------ Records

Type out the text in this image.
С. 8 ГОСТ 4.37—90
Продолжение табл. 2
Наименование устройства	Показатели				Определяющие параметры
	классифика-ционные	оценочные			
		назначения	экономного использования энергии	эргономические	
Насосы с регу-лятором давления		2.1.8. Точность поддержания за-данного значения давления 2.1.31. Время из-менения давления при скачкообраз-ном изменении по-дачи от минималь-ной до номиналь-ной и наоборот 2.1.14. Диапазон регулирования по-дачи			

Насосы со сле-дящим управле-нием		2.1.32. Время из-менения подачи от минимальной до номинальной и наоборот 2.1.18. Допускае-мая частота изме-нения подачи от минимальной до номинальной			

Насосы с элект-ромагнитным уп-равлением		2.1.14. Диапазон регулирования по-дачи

------------

The records above must be repeated exactly, every one of them.

Solution:
Type out the text in this image.
С. 8 ГОСТ 4.37—90
Продолжение табл. 2
Наименование устройства	Показатели				Определяющие параметры
	классифика-ционные	оценочные			
		назначения	экономного использования энергии	эргономические	
Насосы с регу-лятором давления		2.1.8. Точность поддержания за-данного значения давления 2.1.31. Время из-менения давления при скачкообраз-ном изменении по-дачи от минималь-ной до номиналь-ной и наоборот 2.1.14. Диапазон регулирования по-дачи			

Насосы со сле-дящим управле-нием		2.1.32. Время из-менения подачи от минимальной до номинальной и наоборот 2.1.18. Допускае-мая частота изме-нения подачи от минимальной до номинальной			

Насосы с элект-ромагнитным уп-равлением		2.1.14. Диапазон регулирования по-дачи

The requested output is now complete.